> [Stored records]

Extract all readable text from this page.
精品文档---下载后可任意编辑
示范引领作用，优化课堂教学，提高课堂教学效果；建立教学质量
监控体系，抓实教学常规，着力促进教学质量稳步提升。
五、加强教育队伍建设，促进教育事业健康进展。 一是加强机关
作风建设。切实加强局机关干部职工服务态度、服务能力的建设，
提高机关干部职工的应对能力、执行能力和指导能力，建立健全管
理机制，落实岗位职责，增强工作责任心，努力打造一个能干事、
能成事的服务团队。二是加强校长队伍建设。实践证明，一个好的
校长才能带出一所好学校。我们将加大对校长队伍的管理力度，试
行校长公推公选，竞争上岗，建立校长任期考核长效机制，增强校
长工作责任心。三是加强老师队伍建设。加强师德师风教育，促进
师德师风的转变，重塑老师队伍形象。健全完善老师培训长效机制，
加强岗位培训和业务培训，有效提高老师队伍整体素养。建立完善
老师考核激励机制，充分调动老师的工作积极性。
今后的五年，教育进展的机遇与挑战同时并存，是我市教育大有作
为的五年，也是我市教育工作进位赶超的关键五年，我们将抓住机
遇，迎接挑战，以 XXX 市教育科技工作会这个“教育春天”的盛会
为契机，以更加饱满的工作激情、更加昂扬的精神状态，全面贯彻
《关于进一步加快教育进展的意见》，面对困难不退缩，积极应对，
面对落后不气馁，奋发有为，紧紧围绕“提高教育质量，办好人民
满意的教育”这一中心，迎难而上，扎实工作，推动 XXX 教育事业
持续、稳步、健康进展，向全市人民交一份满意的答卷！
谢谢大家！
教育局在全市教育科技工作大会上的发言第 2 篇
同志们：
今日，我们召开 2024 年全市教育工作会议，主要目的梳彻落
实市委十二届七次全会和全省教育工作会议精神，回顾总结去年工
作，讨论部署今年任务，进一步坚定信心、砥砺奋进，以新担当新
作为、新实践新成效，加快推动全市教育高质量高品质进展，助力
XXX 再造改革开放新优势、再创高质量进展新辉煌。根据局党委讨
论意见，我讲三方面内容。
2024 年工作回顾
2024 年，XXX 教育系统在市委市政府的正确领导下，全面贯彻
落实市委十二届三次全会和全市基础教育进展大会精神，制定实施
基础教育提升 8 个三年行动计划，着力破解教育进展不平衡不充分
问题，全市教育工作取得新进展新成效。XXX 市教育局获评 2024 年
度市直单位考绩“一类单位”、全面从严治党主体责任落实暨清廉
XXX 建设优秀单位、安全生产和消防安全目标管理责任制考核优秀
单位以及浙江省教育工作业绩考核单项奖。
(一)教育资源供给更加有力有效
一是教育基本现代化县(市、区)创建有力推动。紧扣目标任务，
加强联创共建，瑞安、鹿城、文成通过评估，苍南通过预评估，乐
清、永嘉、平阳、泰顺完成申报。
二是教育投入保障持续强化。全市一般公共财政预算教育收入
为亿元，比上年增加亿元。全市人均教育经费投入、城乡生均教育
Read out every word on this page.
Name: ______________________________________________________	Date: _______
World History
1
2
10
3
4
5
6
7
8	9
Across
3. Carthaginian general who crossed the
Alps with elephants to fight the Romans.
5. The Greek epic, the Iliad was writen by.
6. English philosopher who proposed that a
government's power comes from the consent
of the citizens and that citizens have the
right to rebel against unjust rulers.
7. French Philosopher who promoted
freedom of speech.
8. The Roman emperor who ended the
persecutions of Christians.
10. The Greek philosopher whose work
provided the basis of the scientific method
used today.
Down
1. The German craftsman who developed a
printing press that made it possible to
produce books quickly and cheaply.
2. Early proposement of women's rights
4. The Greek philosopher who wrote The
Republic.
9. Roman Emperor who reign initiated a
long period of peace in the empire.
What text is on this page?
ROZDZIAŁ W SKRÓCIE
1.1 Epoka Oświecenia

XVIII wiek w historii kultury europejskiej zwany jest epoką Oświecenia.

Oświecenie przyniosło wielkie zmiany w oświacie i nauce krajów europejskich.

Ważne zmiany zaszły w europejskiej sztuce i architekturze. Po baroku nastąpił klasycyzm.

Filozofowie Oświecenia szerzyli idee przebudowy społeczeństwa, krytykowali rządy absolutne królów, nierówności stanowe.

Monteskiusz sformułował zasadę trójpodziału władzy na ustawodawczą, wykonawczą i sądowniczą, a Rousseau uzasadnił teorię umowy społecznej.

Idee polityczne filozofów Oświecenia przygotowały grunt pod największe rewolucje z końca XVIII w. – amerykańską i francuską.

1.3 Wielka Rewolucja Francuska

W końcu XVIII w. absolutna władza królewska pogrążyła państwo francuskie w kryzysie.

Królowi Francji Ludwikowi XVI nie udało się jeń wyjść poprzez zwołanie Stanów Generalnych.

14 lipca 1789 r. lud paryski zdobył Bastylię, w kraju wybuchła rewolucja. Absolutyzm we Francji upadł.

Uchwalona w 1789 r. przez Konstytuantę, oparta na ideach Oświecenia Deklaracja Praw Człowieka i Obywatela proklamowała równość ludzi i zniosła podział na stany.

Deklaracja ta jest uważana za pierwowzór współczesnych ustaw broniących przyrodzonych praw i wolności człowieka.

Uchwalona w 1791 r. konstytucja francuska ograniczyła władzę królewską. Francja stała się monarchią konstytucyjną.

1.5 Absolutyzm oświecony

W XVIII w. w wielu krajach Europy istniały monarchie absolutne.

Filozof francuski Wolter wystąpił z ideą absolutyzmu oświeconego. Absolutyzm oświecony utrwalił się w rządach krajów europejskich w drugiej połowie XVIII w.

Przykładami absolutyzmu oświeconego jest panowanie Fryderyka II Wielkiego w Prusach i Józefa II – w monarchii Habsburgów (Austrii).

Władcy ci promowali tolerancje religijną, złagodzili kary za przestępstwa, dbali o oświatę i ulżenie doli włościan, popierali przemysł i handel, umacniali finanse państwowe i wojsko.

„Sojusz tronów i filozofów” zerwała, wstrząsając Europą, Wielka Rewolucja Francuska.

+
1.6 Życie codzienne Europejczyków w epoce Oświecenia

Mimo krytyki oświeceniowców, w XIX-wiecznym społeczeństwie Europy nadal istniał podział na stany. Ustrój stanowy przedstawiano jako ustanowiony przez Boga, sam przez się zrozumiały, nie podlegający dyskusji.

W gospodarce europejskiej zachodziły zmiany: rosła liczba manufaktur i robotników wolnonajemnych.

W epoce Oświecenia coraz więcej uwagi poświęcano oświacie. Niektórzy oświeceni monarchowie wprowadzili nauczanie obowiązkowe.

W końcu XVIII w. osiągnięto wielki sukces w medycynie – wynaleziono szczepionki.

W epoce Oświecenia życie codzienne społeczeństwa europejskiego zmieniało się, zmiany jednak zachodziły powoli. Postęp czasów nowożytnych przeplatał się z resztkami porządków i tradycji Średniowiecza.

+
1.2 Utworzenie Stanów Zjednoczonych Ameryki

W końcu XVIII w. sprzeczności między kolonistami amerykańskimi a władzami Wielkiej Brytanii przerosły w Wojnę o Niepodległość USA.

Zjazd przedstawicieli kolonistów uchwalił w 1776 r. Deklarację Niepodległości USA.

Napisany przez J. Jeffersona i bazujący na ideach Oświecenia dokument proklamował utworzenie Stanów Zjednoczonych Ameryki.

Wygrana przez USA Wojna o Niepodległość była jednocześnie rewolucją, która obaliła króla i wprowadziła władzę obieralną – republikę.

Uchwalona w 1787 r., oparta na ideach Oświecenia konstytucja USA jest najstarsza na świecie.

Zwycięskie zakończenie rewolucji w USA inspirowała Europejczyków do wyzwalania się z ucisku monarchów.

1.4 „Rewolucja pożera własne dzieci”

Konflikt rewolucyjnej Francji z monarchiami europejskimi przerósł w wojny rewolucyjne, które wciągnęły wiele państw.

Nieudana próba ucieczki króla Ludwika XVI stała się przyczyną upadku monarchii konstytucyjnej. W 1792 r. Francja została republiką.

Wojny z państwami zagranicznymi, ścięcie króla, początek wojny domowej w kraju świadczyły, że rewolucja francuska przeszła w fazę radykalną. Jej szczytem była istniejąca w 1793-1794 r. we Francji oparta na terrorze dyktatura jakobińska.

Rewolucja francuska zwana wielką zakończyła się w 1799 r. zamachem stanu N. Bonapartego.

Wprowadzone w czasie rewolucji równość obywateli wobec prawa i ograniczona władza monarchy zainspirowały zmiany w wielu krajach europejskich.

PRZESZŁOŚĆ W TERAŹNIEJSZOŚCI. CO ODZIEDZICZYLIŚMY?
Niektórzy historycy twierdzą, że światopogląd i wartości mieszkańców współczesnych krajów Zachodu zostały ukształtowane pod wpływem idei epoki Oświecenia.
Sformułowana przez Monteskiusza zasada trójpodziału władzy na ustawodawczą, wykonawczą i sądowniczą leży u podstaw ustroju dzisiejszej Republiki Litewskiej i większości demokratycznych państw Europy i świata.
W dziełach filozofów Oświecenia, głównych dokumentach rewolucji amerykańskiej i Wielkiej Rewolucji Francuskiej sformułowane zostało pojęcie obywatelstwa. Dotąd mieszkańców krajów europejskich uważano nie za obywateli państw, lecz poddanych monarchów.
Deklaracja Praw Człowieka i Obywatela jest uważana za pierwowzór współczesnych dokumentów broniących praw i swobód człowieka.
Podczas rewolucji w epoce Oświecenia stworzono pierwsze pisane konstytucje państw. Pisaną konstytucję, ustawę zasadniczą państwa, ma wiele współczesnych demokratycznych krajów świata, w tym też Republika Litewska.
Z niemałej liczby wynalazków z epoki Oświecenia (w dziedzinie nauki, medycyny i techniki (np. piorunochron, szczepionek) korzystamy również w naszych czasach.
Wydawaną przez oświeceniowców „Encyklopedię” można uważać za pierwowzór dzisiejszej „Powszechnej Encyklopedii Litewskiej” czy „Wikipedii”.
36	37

> [Problem description]
The lines to collect are those holding the string "końcu"; copy them all.

> [Expected answer]
W końcu XVIII w. absolutna władza królewska pogrążyła państwo francuskie w kryzysie.
W końcu XVIII w. osiągnięto wielki sukces w medycynie – wynaleziono szczepionki.
W końcu XVIII w. sprzeczności między kolonistami amerykańskimi a władzami Wielkiej Brytanii przerosły w Wojnę o Niepodległość USA.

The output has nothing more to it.